This move goes to one that is somehow even more outlandish: the envelope is lost in transit, which is Todd and Mr. Peanutbutter deciding to come up with their own list of nominations. Now, at many times throughout this season of BoJack Horseman I’ve praised it for the visual density of its jokes, but the whiteboard where they plan their ballots out is so extensive and brilliant that I fought the urge to just make this entire review a dissection of those jokes. Do we want to talk about the animal puns that make up the Best Supporting Actor nominees? Jennifer Lawrence’s unprecedented number of nods? The fact that The Leisure Class made it into Cinematography? It’s superb inside baseball for the entertainment industry, a background visual made for the Netflix audience to pause and dissect.


And yet buried in all of that silliness is the ember of resentment that’s been burning for the last few episodes, as Todd needs to be talked into Mr. Peanutbutter’s pitch to throw BoJack in the nominations. They once again go for some sort of levity—Todd’s stories about childhood baths and counting are ridiculous cutaways—but it doesn’t last long and leads to the f-bomb already discussed. It turns out my earlier belief that Todd knew exactly what had happened with Emily was a mistaken one, though the approach they take works even better. Todd just knew something had happened, but there was still a part of him that wouldn’t believe the worst, that part that led him to think BoJack had a heart buried in his chest.

| DATASET CONTENT |
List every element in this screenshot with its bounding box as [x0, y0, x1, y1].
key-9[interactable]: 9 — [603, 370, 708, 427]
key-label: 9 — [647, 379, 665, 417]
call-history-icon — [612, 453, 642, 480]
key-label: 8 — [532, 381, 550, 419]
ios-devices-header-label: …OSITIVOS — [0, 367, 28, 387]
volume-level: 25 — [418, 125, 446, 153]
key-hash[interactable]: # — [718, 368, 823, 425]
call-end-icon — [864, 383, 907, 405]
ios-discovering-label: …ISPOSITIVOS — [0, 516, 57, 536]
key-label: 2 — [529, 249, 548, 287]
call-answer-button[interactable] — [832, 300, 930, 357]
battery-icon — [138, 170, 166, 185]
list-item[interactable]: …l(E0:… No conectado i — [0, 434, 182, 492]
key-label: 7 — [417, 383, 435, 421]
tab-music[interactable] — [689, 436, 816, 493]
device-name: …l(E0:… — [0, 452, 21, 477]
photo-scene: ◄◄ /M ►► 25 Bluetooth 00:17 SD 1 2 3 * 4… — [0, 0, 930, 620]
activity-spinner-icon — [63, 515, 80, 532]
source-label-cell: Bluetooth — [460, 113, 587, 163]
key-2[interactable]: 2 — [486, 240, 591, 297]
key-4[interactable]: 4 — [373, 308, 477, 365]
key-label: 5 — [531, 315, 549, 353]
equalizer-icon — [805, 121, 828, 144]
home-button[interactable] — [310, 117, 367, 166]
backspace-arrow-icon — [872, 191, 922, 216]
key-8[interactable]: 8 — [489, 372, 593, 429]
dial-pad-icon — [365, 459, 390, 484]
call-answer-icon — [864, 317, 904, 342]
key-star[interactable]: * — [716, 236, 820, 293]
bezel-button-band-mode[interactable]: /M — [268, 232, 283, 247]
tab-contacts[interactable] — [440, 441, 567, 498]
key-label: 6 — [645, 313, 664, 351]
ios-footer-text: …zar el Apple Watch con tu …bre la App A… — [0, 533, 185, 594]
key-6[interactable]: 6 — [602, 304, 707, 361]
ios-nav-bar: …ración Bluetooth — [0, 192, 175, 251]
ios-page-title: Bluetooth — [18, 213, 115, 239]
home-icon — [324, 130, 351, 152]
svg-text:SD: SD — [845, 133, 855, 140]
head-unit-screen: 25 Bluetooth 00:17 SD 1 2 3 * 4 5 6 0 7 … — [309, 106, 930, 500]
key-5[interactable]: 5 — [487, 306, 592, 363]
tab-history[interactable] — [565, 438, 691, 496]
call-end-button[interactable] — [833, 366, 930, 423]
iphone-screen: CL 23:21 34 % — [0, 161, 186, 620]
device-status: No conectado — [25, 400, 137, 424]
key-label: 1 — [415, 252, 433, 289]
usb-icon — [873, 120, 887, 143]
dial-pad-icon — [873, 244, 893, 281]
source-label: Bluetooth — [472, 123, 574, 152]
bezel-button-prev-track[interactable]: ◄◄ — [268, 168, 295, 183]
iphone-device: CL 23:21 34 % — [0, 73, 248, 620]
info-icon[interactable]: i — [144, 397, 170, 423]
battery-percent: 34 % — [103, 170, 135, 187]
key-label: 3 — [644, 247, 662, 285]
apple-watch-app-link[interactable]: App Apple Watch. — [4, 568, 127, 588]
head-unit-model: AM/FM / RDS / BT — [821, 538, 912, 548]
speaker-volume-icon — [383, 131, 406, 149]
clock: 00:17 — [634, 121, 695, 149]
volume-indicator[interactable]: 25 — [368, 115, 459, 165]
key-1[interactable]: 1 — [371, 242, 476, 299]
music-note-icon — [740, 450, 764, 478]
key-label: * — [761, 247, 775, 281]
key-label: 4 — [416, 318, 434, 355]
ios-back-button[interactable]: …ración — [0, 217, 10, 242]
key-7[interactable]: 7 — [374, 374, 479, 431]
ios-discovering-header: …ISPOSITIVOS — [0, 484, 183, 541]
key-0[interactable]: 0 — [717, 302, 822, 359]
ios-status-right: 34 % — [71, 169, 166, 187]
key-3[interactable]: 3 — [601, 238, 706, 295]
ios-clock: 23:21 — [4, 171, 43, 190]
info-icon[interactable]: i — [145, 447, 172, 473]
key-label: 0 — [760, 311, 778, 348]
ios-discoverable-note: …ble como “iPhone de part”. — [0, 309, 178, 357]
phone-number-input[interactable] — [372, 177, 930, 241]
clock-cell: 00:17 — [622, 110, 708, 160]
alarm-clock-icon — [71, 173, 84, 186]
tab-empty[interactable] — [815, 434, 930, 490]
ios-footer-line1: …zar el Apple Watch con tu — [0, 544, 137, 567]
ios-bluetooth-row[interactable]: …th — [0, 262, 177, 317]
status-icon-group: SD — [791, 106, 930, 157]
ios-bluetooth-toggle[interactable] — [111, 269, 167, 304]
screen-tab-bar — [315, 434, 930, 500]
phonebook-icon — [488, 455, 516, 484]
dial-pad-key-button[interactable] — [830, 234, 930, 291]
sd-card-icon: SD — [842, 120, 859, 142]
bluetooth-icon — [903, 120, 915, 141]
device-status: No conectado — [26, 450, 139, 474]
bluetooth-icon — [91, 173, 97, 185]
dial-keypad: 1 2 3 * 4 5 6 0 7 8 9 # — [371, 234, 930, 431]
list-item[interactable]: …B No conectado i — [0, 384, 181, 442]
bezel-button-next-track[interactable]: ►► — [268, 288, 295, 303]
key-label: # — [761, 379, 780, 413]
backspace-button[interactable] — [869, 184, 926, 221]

| EXERCISE |
Can you reproduce the BoJack Horseman review word for word, from "This move goes" to "pause and dissect."?

| TASK SOLUTION |
This move goes to one that is somehow even more outlandish: the envelope is lost in transit, which is Todd and Mr. Peanutbutter deciding to come up with their own list of nominations. Now, at many times throughout this season of BoJack Horseman I’ve praised it for the visual density of its jokes, but the whiteboard where they plan their ballots out is so extensive and brilliant that I fought the urge to just make this entire review a dissection of those jokes. Do we want to talk about the animal puns that make up the Best Supporting Actor nominees? Jennifer Lawrence’s unprecedented number of nods? The fact that The Leisure Class made it into Cinematography? It’s superb inside baseball for the entertainment industry, a background visual made for the Netflix audience to pause and dissect.